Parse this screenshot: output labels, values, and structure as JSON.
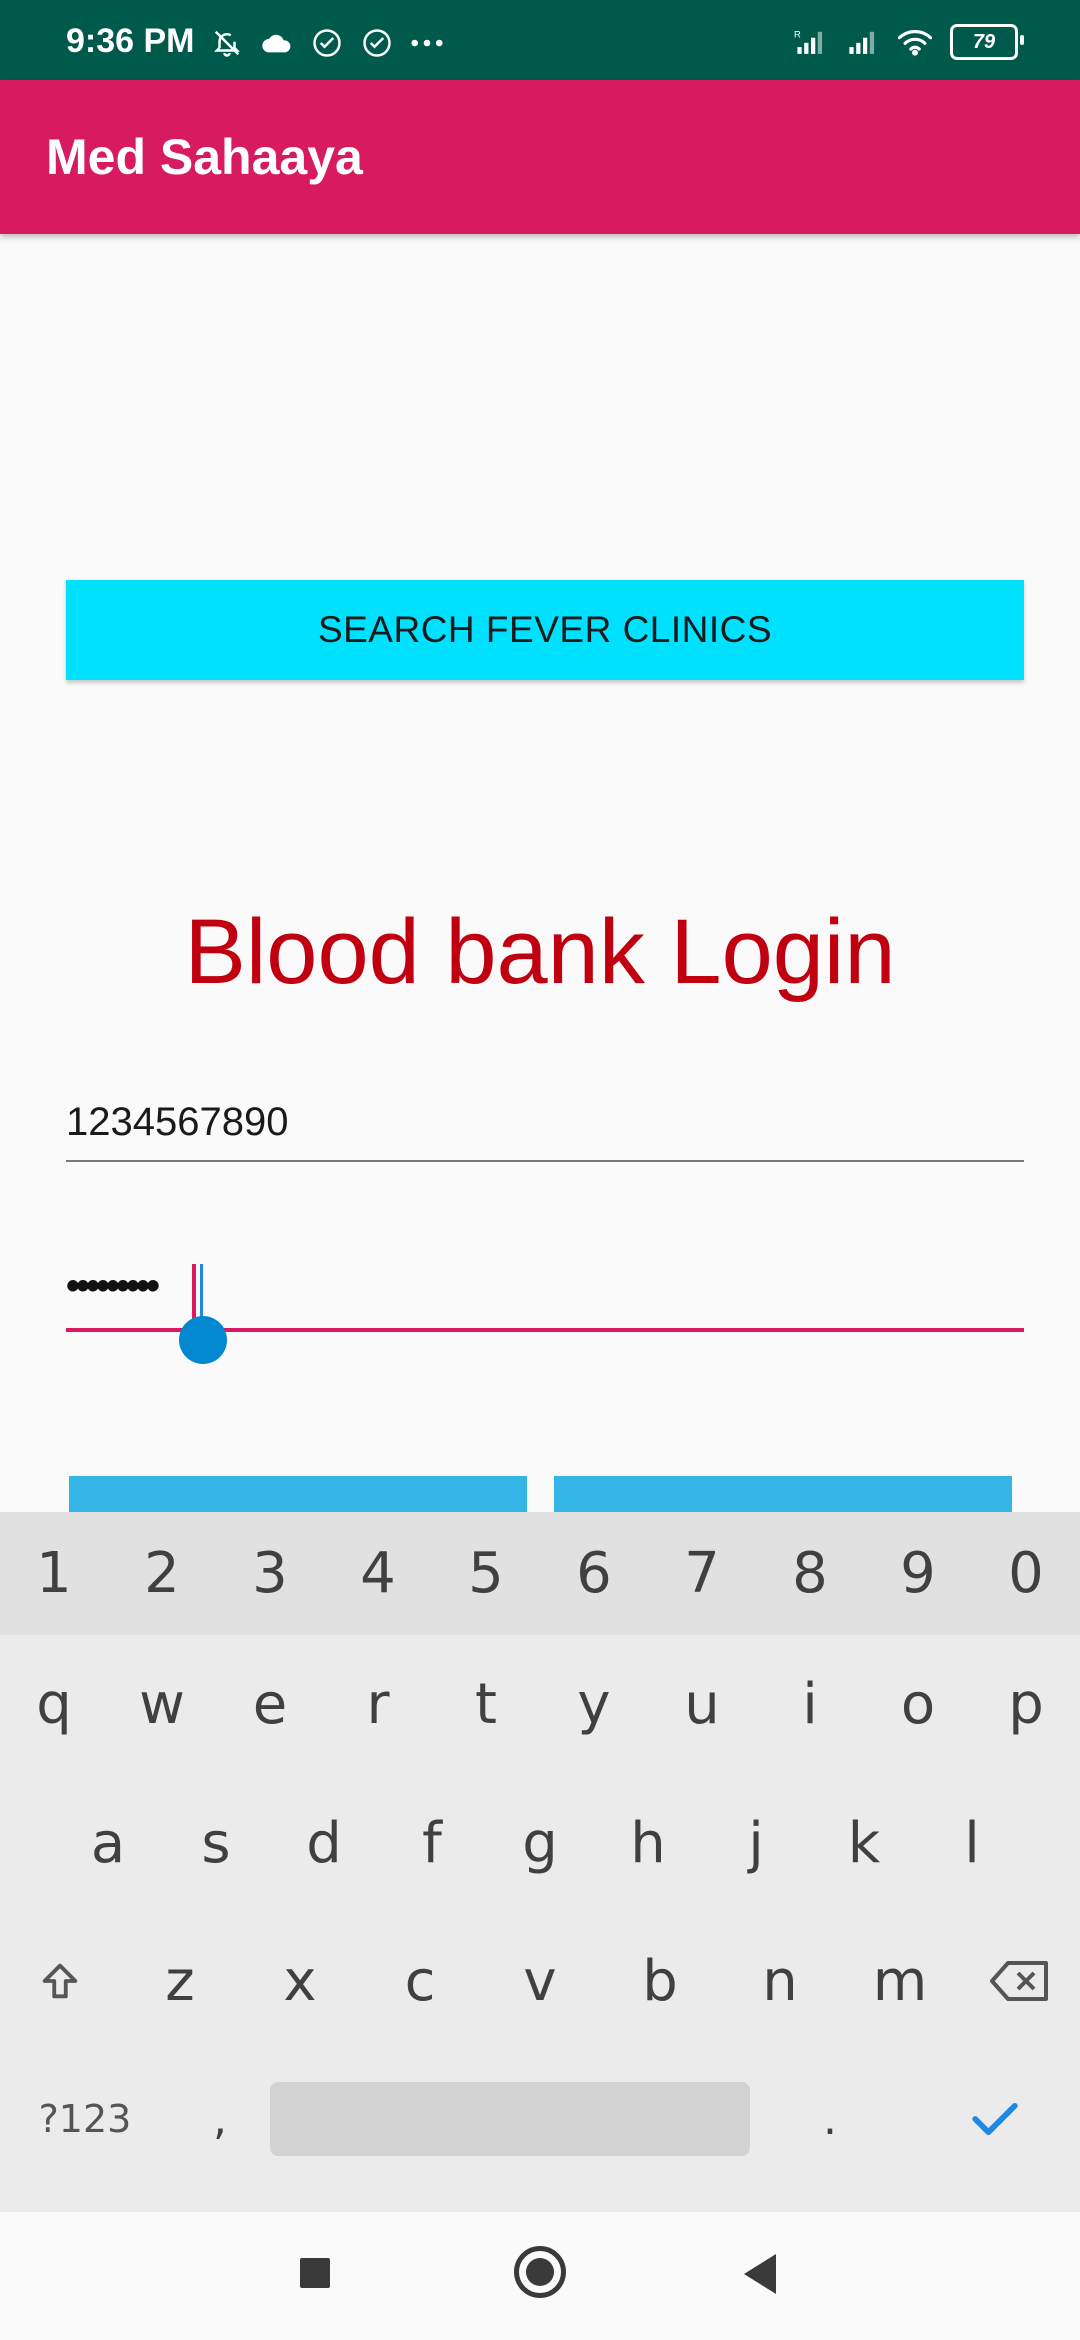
{
  "status_bar": {
    "time": "9:36 PM",
    "left_icons": [
      "bell-off-icon",
      "cloud-icon",
      "check-circle-icon",
      "check-circle-icon",
      "more-dots-icon"
    ],
    "right_icons": [
      "signal-roaming-icon",
      "signal-icon",
      "wifi-icon"
    ],
    "battery": "79",
    "background": "#005a4c"
  },
  "app_bar": {
    "title": "Med Sahaaya",
    "background": "#d81b60"
  },
  "main": {
    "search_button_label": "SEARCH FEVER CLINICS",
    "search_button_color": "#00e0ff",
    "login_title": "Blood bank Login",
    "login_title_color": "#c00010",
    "phone_value": "1234567890",
    "password_value": "•••••••••",
    "accent_color": "#d81b60"
  },
  "keyboard": {
    "numbers": [
      "1",
      "2",
      "3",
      "4",
      "5",
      "6",
      "7",
      "8",
      "9",
      "0"
    ],
    "row1": [
      "q",
      "w",
      "e",
      "r",
      "t",
      "y",
      "u",
      "i",
      "o",
      "p"
    ],
    "row2": [
      "a",
      "s",
      "d",
      "f",
      "g",
      "h",
      "j",
      "k",
      "l"
    ],
    "row3": [
      "z",
      "x",
      "c",
      "v",
      "b",
      "n",
      "m"
    ],
    "symbols_label": "?123",
    "comma": ",",
    "period": ".",
    "shift_icon": "shift-icon",
    "backspace_icon": "backspace-icon",
    "done_icon": "check-icon"
  },
  "nav_bar": {
    "icons": [
      "recents-icon",
      "home-icon",
      "back-icon"
    ]
  }
}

★ ★ ★

▶ _The problem_: Except for the pictures, copy the material above exactly.

▶ _Task result_:
Parse this screenshot: output labels, values, and structure as JSON.
{
  "status_bar": {
    "time": "9:36 PM",
    "left_icons": [
      "bell-off-icon",
      "cloud-icon",
      "check-circle-icon",
      "check-circle-icon",
      "more-dots-icon"
    ],
    "right_icons": [
      "signal-roaming-icon",
      "signal-icon",
      "wifi-icon"
    ],
    "battery": "79",
    "background": "#005a4c"
  },
  "app_bar": {
    "title": "Med Sahaaya",
    "background": "#d81b60"
  },
  "main": {
    "search_button_label": "SEARCH FEVER CLINICS",
    "search_button_color": "#00e0ff",
    "login_title": "Blood bank Login",
    "login_title_color": "#c00010",
    "phone_value": "1234567890",
    "password_value": "•••••••••",
    "accent_color": "#d81b60"
  },
  "keyboard": {
    "numbers": [
      "1",
      "2",
      "3",
      "4",
      "5",
      "6",
      "7",
      "8",
      "9",
      "0"
    ],
    "row1": [
      "q",
      "w",
      "e",
      "r",
      "t",
      "y",
      "u",
      "i",
      "o",
      "p"
    ],
    "row2": [
      "a",
      "s",
      "d",
      "f",
      "g",
      "h",
      "j",
      "k",
      "l"
    ],
    "row3": [
      "z",
      "x",
      "c",
      "v",
      "b",
      "n",
      "m"
    ],
    "symbols_label": "?123",
    "comma": ",",
    "period": ".",
    "shift_icon": "shift-icon",
    "backspace_icon": "backspace-icon",
    "done_icon": "check-icon"
  },
  "nav_bar": {
    "icons": [
      "recents-icon",
      "home-icon",
      "back-icon"
    ]
  }
}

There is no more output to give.